- PROBLEM REQUIREMENTS: Extract, exactly as written, all lines of the material below from the line that includes "Convert this document image to plain text." through its last line.

- MATERIAL SHOWN:
------------------------------------

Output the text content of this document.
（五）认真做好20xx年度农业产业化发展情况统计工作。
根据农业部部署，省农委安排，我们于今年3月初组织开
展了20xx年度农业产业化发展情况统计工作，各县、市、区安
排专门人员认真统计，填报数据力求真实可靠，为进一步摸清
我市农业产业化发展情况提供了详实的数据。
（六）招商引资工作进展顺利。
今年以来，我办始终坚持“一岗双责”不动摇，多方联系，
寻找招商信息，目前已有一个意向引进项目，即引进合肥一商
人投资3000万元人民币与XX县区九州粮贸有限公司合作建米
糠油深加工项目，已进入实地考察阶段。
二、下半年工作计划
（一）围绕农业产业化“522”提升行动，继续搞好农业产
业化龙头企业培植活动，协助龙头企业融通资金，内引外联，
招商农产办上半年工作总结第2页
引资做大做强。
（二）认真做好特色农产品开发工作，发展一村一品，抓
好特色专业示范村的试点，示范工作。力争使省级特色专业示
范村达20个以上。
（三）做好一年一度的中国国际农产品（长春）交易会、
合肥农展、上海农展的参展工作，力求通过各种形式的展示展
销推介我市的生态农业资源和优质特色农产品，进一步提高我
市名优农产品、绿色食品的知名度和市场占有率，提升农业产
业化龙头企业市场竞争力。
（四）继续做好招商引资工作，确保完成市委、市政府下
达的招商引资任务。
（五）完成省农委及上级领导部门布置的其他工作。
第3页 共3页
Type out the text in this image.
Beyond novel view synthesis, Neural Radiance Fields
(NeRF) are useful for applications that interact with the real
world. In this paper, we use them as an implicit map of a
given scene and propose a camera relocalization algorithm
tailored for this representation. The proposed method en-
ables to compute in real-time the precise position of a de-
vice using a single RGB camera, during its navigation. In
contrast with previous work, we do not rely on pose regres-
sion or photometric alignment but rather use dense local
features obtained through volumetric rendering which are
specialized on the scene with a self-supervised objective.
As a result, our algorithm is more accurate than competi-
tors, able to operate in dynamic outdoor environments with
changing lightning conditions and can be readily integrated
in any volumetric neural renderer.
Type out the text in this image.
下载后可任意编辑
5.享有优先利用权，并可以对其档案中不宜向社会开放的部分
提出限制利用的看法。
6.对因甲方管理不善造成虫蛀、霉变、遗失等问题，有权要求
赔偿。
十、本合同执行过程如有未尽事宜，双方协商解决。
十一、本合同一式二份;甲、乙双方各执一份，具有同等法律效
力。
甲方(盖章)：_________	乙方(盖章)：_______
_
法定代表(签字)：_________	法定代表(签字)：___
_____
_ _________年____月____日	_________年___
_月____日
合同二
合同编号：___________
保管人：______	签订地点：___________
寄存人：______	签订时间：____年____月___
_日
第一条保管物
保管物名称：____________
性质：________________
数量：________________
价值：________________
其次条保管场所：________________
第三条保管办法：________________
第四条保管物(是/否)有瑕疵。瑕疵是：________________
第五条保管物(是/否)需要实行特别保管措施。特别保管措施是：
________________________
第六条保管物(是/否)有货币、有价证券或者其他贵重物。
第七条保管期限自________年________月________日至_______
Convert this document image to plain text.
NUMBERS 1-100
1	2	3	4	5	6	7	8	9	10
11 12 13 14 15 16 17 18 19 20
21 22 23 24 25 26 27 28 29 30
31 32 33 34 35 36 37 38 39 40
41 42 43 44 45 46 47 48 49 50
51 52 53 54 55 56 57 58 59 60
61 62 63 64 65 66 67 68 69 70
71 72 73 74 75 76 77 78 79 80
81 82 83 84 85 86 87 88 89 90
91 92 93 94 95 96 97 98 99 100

------------------------------------

- ANSWER FOR THE TASK:
Convert this document image to plain text.
NUMBERS 1-100
1	2	3	4	5	6	7	8	9	10
11 12 13 14 15 16 17 18 19 20
21 22 23 24 25 26 27 28 29 30
31 32 33 34 35 36 37 38 39 40
41 42 43 44 45 46 47 48 49 50
51 52 53 54 55 56 57 58 59 60
61 62 63 64 65 66 67 68 69 70
71 72 73 74 75 76 77 78 79 80
81 82 83 84 85 86 87 88 89 90
91 92 93 94 95 96 97 98 99 100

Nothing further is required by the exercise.